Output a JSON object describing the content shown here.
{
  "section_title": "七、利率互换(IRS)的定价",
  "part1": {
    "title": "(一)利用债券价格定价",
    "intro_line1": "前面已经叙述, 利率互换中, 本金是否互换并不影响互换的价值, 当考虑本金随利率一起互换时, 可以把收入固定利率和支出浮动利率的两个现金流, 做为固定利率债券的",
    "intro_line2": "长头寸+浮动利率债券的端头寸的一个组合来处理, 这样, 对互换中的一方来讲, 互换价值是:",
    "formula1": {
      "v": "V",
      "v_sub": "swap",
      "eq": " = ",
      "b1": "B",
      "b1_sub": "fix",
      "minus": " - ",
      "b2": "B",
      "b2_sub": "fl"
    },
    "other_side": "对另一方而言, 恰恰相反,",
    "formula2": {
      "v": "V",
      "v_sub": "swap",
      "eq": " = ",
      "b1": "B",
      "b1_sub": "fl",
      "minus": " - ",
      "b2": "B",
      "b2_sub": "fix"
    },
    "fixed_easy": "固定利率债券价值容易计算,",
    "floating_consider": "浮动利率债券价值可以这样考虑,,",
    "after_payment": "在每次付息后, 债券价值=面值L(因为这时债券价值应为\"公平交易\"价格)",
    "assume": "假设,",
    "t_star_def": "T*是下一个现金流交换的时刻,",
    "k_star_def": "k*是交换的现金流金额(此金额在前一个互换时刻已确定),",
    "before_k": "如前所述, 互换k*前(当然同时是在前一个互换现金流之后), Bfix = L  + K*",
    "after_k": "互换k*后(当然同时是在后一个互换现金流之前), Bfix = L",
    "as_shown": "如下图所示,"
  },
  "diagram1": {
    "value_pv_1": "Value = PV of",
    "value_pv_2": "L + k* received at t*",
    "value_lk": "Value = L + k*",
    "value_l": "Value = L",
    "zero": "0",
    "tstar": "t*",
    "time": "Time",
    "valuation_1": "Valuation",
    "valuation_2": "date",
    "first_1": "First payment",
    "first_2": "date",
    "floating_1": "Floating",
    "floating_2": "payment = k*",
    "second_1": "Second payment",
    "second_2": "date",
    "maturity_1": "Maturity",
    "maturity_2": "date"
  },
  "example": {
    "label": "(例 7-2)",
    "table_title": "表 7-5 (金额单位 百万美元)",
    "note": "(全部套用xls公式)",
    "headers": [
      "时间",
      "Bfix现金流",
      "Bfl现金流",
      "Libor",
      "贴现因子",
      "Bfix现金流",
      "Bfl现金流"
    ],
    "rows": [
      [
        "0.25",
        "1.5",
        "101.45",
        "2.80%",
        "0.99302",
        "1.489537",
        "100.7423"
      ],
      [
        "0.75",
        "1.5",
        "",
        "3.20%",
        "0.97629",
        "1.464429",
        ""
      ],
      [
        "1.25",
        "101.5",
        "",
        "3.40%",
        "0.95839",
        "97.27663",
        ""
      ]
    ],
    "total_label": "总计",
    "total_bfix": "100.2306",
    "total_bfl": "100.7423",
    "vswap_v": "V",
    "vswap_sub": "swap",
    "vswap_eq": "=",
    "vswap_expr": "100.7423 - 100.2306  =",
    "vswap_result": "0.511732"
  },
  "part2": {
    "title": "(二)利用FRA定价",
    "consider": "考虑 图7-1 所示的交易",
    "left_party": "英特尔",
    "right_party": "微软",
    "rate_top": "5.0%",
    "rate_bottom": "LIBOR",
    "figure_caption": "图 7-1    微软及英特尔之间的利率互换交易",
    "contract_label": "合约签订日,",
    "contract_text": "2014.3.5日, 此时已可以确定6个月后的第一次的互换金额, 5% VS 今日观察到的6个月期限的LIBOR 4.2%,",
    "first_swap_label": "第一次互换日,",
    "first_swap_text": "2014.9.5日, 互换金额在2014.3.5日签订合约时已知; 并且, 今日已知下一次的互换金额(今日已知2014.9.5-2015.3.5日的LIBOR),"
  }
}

Problem statement => Reproduce the listing above word for word.

The response =>
Output a JSON object describing the content shown here.
{
  "section_title": "七、利率互换(IRS)的定价",
  "part1": {
    "title": "(一)利用债券价格定价",
    "intro_line1": "前面已经叙述, 利率互换中, 本金是否互换并不影响互换的价值, 当考虑本金随利率一起互换时, 可以把收入固定利率和支出浮动利率的两个现金流, 做为固定利率债券的",
    "intro_line2": "长头寸+浮动利率债券的端头寸的一个组合来处理, 这样, 对互换中的一方来讲, 互换价值是:",
    "formula1": {
      "v": "V",
      "v_sub": "swap",
      "eq": " = ",
      "b1": "B",
      "b1_sub": "fix",
      "minus": " - ",
      "b2": "B",
      "b2_sub": "fl"
    },
    "other_side": "对另一方而言, 恰恰相反,",
    "formula2": {
      "v": "V",
      "v_sub": "swap",
      "eq": " = ",
      "b1": "B",
      "b1_sub": "fl",
      "minus": " - ",
      "b2": "B",
      "b2_sub": "fix"
    },
    "fixed_easy": "固定利率债券价值容易计算,",
    "floating_consider": "浮动利率债券价值可以这样考虑,,",
    "after_payment": "在每次付息后, 债券价值=面值L(因为这时债券价值应为\"公平交易\"价格)",
    "assume": "假设,",
    "t_star_def": "T*是下一个现金流交换的时刻,",
    "k_star_def": "k*是交换的现金流金额(此金额在前一个互换时刻已确定),",
    "before_k": "如前所述, 互换k*前(当然同时是在前一个互换现金流之后), Bfix = L  + K*",
    "after_k": "互换k*后(当然同时是在后一个互换现金流之前), Bfix = L",
    "as_shown": "如下图所示,"
  },
  "diagram1": {
    "value_pv_1": "Value = PV of",
    "value_pv_2": "L + k* received at t*",
    "value_lk": "Value = L + k*",
    "value_l": "Value = L",
    "zero": "0",
    "tstar": "t*",
    "time": "Time",
    "valuation_1": "Valuation",
    "valuation_2": "date",
    "first_1": "First payment",
    "first_2": "date",
    "floating_1": "Floating",
    "floating_2": "payment = k*",
    "second_1": "Second payment",
    "second_2": "date",
    "maturity_1": "Maturity",
    "maturity_2": "date"
  },
  "example": {
    "label": "(例 7-2)",
    "table_title": "表 7-5 (金额单位 百万美元)",
    "note": "(全部套用xls公式)",
    "headers": [
      "时间",
      "Bfix现金流",
      "Bfl现金流",
      "Libor",
      "贴现因子",
      "Bfix现金流",
      "Bfl现金流"
    ],
    "rows": [
      [
        "0.25",
        "1.5",
        "101.45",
        "2.80%",
        "0.99302",
        "1.489537",
        "100.7423"
      ],
      [
        "0.75",
        "1.5",
        "",
        "3.20%",
        "0.97629",
        "1.464429",
        ""
      ],
      [
        "1.25",
        "101.5",
        "",
        "3.40%",
        "0.95839",
        "97.27663",
        ""
      ]
    ],
    "total_label": "总计",
    "total_bfix": "100.2306",
    "total_bfl": "100.7423",
    "vswap_v": "V",
    "vswap_sub": "swap",
    "vswap_eq": "=",
    "vswap_expr": "100.7423 - 100.2306  =",
    "vswap_result": "0.511732"
  },
  "part2": {
    "title": "(二)利用FRA定价",
    "consider": "考虑 图7-1 所示的交易",
    "left_party": "英特尔",
    "right_party": "微软",
    "rate_top": "5.0%",
    "rate_bottom": "LIBOR",
    "figure_caption": "图 7-1    微软及英特尔之间的利率互换交易",
    "contract_label": "合约签订日,",
    "contract_text": "2014.3.5日, 此时已可以确定6个月后的第一次的互换金额, 5% VS 今日观察到的6个月期限的LIBOR 4.2%,",
    "first_swap_label": "第一次互换日,",
    "first_swap_text": "2014.9.5日, 互换金额在2014.3.5日签订合约时已知; 并且, 今日已知下一次的互换金额(今日已知2014.9.5-2015.3.5日的LIBOR),"
  }
}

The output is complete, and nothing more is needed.